GIVEN TASK
Find how many lines in the material hold the word "Density", then state that number and nothing more.

SUPPLIED RECORDS

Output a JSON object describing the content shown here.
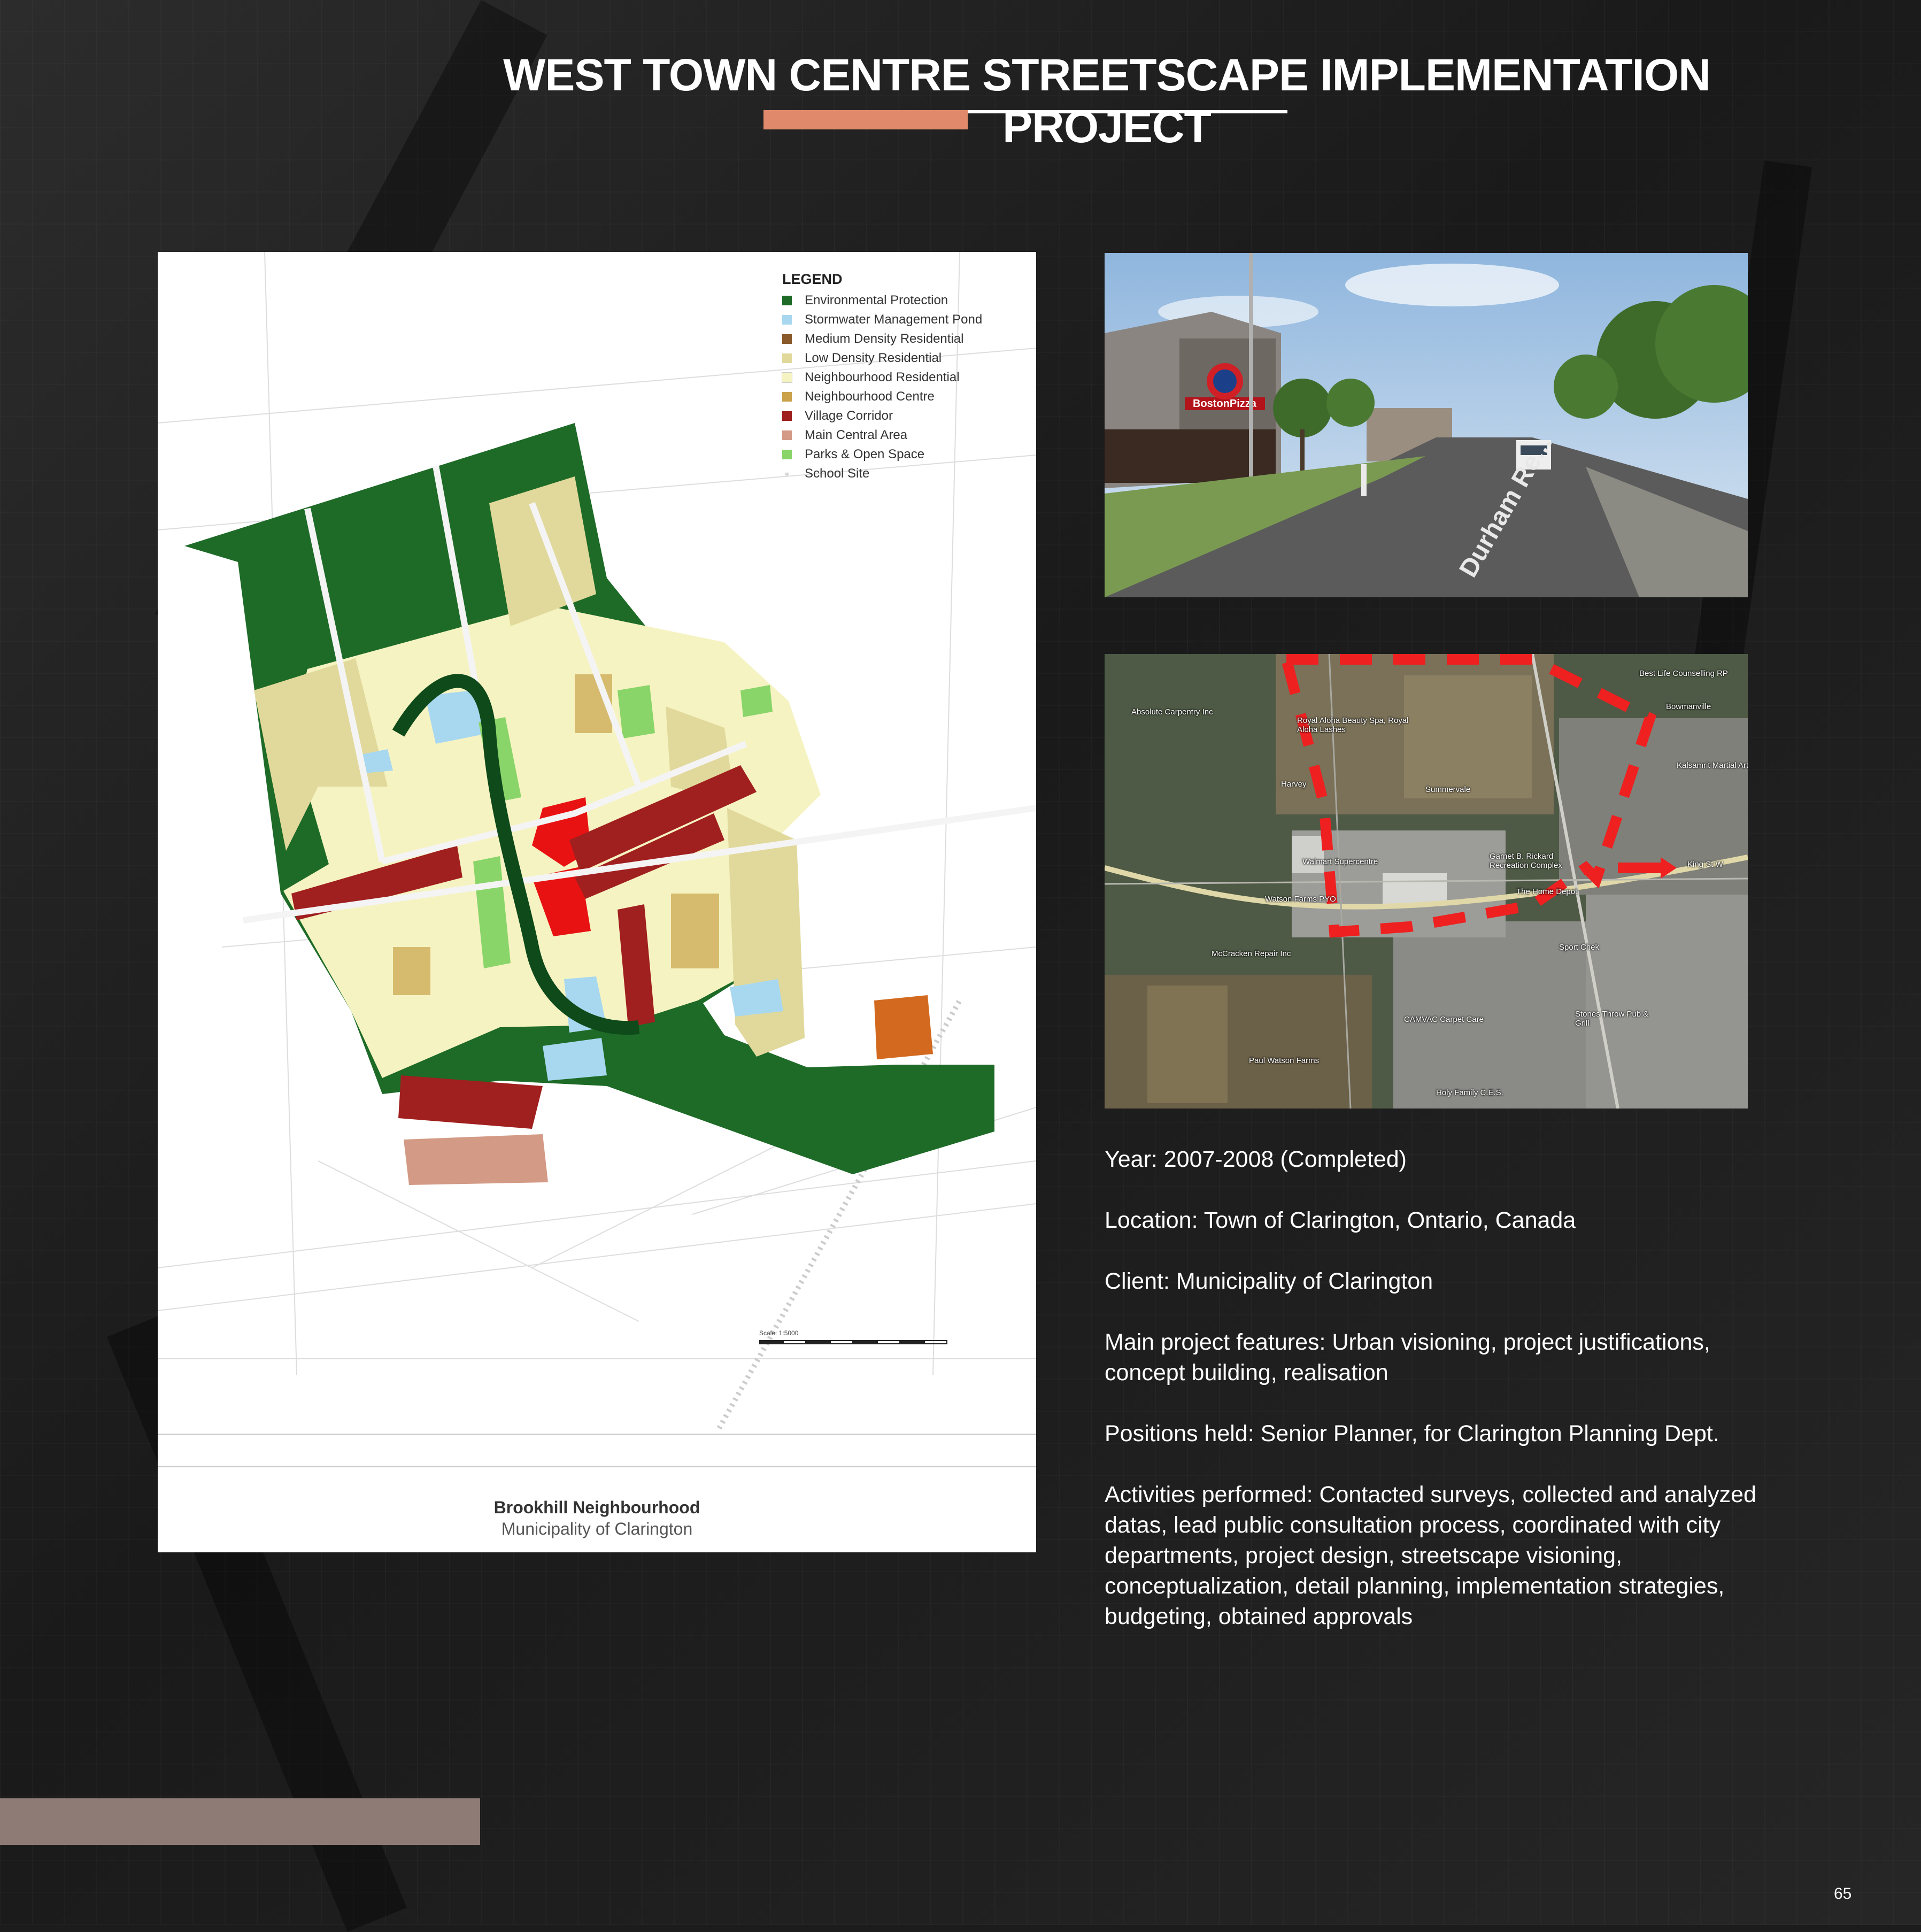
{
  "page": {
    "title": "WEST TOWN CENTRE STREETSCAPE IMPLEMENTATION PROJECT",
    "page_number": "65",
    "accent_color": "#e08a6b"
  },
  "map": {
    "legend_title": "LEGEND",
    "legend": [
      {
        "label": "Environmental Protection",
        "color": "#1e6b28"
      },
      {
        "label": "Stormwater Management Pond",
        "color": "#a8d8ef"
      },
      {
        "label": "Medium Density Residential",
        "color": "#8a5a2b"
      },
      {
        "label": "Low Density Residential",
        "color": "#e1d99b"
      },
      {
        "label": "Neighbourhood Residential",
        "color": "#f6f3c2"
      },
      {
        "label": "Neighbourhood Centre",
        "color": "#c9a24a"
      },
      {
        "label": "Village Corridor",
        "color": "#a01f1f"
      },
      {
        "label": "Main Central Area",
        "color": "#d39a85"
      },
      {
        "label": "Parks & Open Space",
        "color": "#8ad56a"
      },
      {
        "label": "School Site",
        "color": "#333333"
      }
    ],
    "scale_label": "Scale: 1:5000",
    "name": "Brookhill Neighbourhood",
    "subtitle": "Municipality of Clarington"
  },
  "street_photo": {
    "store_sign": "BostonPizza",
    "road_label": "Durham Re..."
  },
  "aerial": {
    "places": [
      "Best Life Counselling RP",
      "Absolute Carpentry Inc",
      "Royal Aloha Beauty Spa, Royal Aloha Lashes",
      "Bowmanville",
      "Summervale",
      "Kalsamrit Martial Arts",
      "Harvey",
      "Walmart Supercentre",
      "Garnet B. Rickard Recreation Complex",
      "King St W",
      "Watson Farms PYO",
      "The Home Depot",
      "McCracken Repair Inc",
      "Sport Chek",
      "CAMVAC Carpet Care",
      "Stones Throw Pub & Grill",
      "Paul Watson Farms",
      "Holy Family C.E.S."
    ]
  },
  "info": [
    "Year: 2007-2008 (Completed)",
    "Location: Town of Clarington, Ontario, Canada",
    "Client: Municipality of Clarington",
    "Main project features: Urban visioning, project justifications, concept building, realisation",
    "Positions held: Senior Planner, for Clarington Planning Dept.",
    "Activities performed: Contacted surveys, collected and analyzed datas, lead public consultation process, coordinated with city departments, project design, streetscape visioning, conceptualization, detail planning, implementation strategies, budgeting, obtained approvals"
  ]
}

ANSWER TO THE PROBLEM
2